[Dataset items]
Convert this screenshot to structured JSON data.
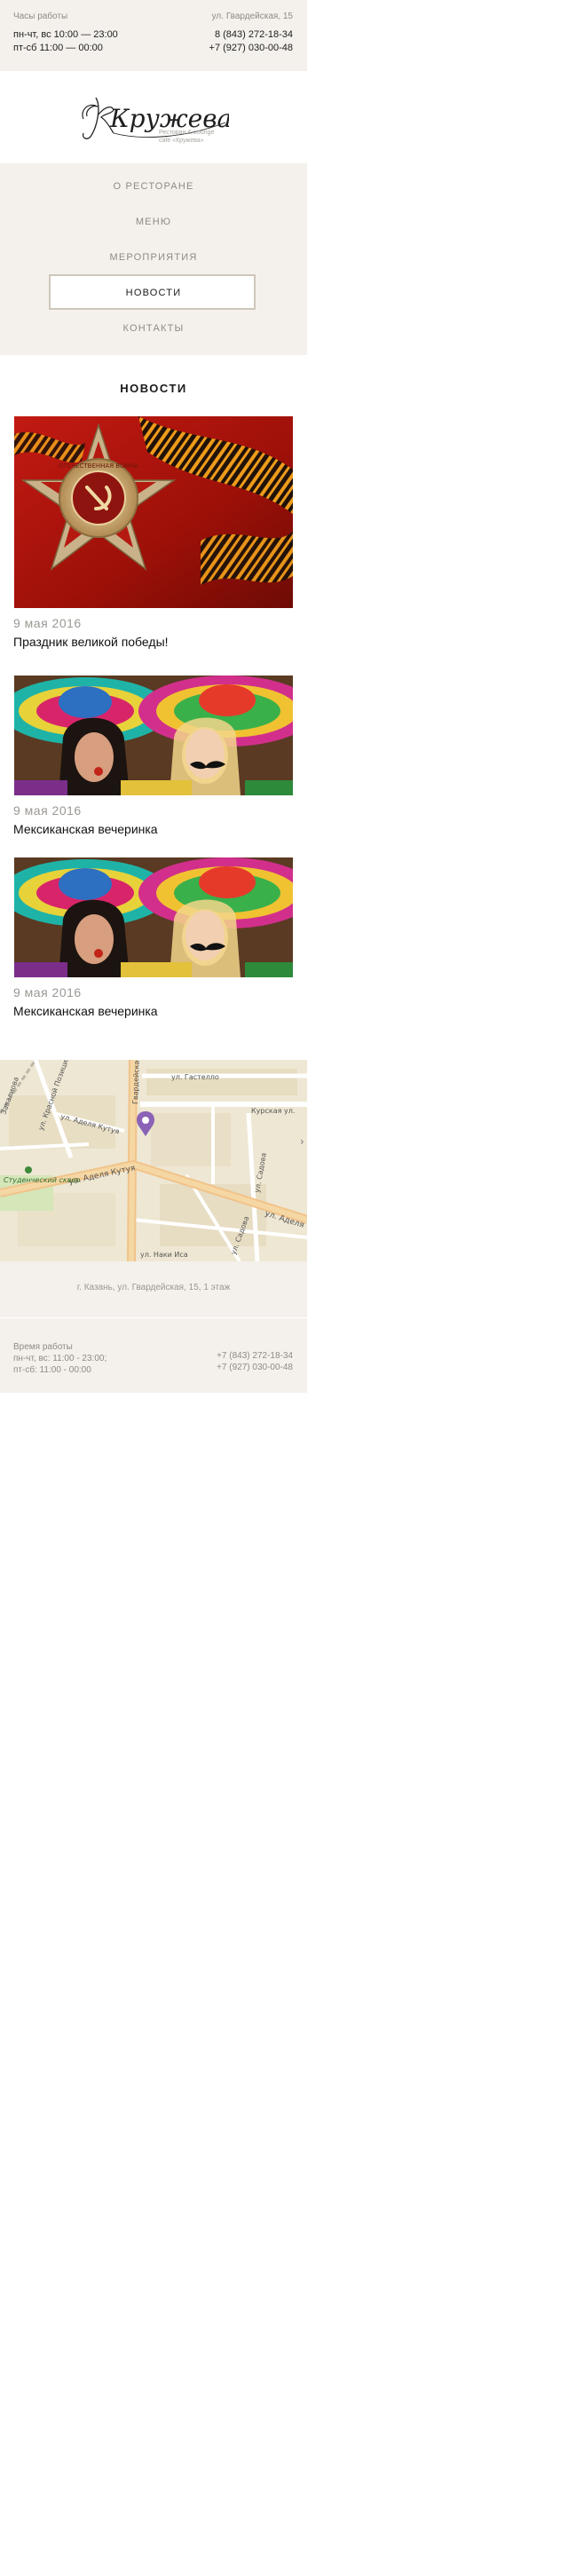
{
  "topbar": {
    "hours_label": "Часы работы",
    "hours_line1": "пн-чт, вс 10:00 — 23:00",
    "hours_line2": "пт-сб 11:00 — 00:00",
    "address": "ул. Гвардейская, 15",
    "phone1": "8 (843) 272-18-34",
    "phone2": "+7 (927) 030-00-48"
  },
  "logo": {
    "script_text": "Кружева",
    "sub_line1": "Ресторан & Lounge",
    "sub_line2": "cafe «Кружева»"
  },
  "nav": {
    "items": [
      {
        "label": "О РЕСТОРАНЕ",
        "active": false
      },
      {
        "label": "МЕНЮ",
        "active": false
      },
      {
        "label": "МЕРОПРИЯТИЯ",
        "active": false
      },
      {
        "label": "НОВОСТИ",
        "active": true
      },
      {
        "label": "КОНТАКТЫ",
        "active": false
      }
    ]
  },
  "page": {
    "title": "НОВОСТИ"
  },
  "news": [
    {
      "date": "9 мая 2016",
      "title": "Праздник великой победы!",
      "image": "order-of-patriotic-war-image"
    },
    {
      "date": "9 мая 2016",
      "title": "Мексиканская вечеринка",
      "image": "mexican-party-image"
    },
    {
      "date": "9 мая 2016",
      "title": "Мексиканская вечеринка",
      "image": "mexican-party-image"
    }
  ],
  "order_badge_text": "ОТЕЧЕСТВЕННАЯ ВОЙНА",
  "map": {
    "streets": {
      "gastello": "ул. Гастелло",
      "kurskaya": "Курская ул.",
      "gvardeyskaya": "Гвардейская ул.",
      "krasnoy_pozitsii": "ул. Красной Позиции",
      "adelya_kutuya_1": "ул. Аделя Кутуя",
      "adelya_kutuya_2": "ул. Аделя Кутуя",
      "adelya_kutuya_3": "ул. Аделя",
      "sadovaya_1": "ул. Садова",
      "sadovaya_2": "ул. Садова",
      "naki_isan": "ул. Наки Иса",
      "zavalikova": "Завалиова"
    },
    "park": "Студенческий сквер",
    "marker_color": "#8a62b6"
  },
  "address_band": {
    "text": "г. Казань, ул. Гвардейская, 15, 1 этаж"
  },
  "footer": {
    "label": "Время работы",
    "line1": "пн-чт, вс: 11:00 - 23:00;",
    "line2": "пт-сб: 11:00 - 00:00",
    "phone1": "+7 (843) 272-18-34",
    "phone2": "+7 (927) 030-00-48"
  },
  "colors": {
    "band_bg": "#f4f1ec",
    "muted_text": "#8e8a84",
    "active_border": "#cfc6bb"
  }
}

● Prompt
Transcribe the complete set of entries verbatim. No pictures belong in the copy.

● Task response
Convert this screenshot to structured JSON data.
{
  "topbar": {
    "hours_label": "Часы работы",
    "hours_line1": "пн-чт, вс 10:00 — 23:00",
    "hours_line2": "пт-сб 11:00 — 00:00",
    "address": "ул. Гвардейская, 15",
    "phone1": "8 (843) 272-18-34",
    "phone2": "+7 (927) 030-00-48"
  },
  "logo": {
    "script_text": "Кружева",
    "sub_line1": "Ресторан & Lounge",
    "sub_line2": "cafe «Кружева»"
  },
  "nav": {
    "items": [
      {
        "label": "О РЕСТОРАНЕ",
        "active": false
      },
      {
        "label": "МЕНЮ",
        "active": false
      },
      {
        "label": "МЕРОПРИЯТИЯ",
        "active": false
      },
      {
        "label": "НОВОСТИ",
        "active": true
      },
      {
        "label": "КОНТАКТЫ",
        "active": false
      }
    ]
  },
  "page": {
    "title": "НОВОСТИ"
  },
  "news": [
    {
      "date": "9 мая 2016",
      "title": "Праздник великой победы!",
      "image": "order-of-patriotic-war-image"
    },
    {
      "date": "9 мая 2016",
      "title": "Мексиканская вечеринка",
      "image": "mexican-party-image"
    },
    {
      "date": "9 мая 2016",
      "title": "Мексиканская вечеринка",
      "image": "mexican-party-image"
    }
  ],
  "order_badge_text": "ОТЕЧЕСТВЕННАЯ ВОЙНА",
  "map": {
    "streets": {
      "gastello": "ул. Гастелло",
      "kurskaya": "Курская ул.",
      "gvardeyskaya": "Гвардейская ул.",
      "krasnoy_pozitsii": "ул. Красной Позиции",
      "adelya_kutuya_1": "ул. Аделя Кутуя",
      "adelya_kutuya_2": "ул. Аделя Кутуя",
      "adelya_kutuya_3": "ул. Аделя",
      "sadovaya_1": "ул. Садова",
      "sadovaya_2": "ул. Садова",
      "naki_isan": "ул. Наки Иса",
      "zavalikova": "Завалиова"
    },
    "park": "Студенческий сквер",
    "marker_color": "#8a62b6"
  },
  "address_band": {
    "text": "г. Казань, ул. Гвардейская, 15, 1 этаж"
  },
  "footer": {
    "label": "Время работы",
    "line1": "пн-чт, вс: 11:00 - 23:00;",
    "line2": "пт-сб: 11:00 - 00:00",
    "phone1": "+7 (843) 272-18-34",
    "phone2": "+7 (927) 030-00-48"
  },
  "colors": {
    "band_bg": "#f4f1ec",
    "muted_text": "#8e8a84",
    "active_border": "#cfc6bb"
  }
}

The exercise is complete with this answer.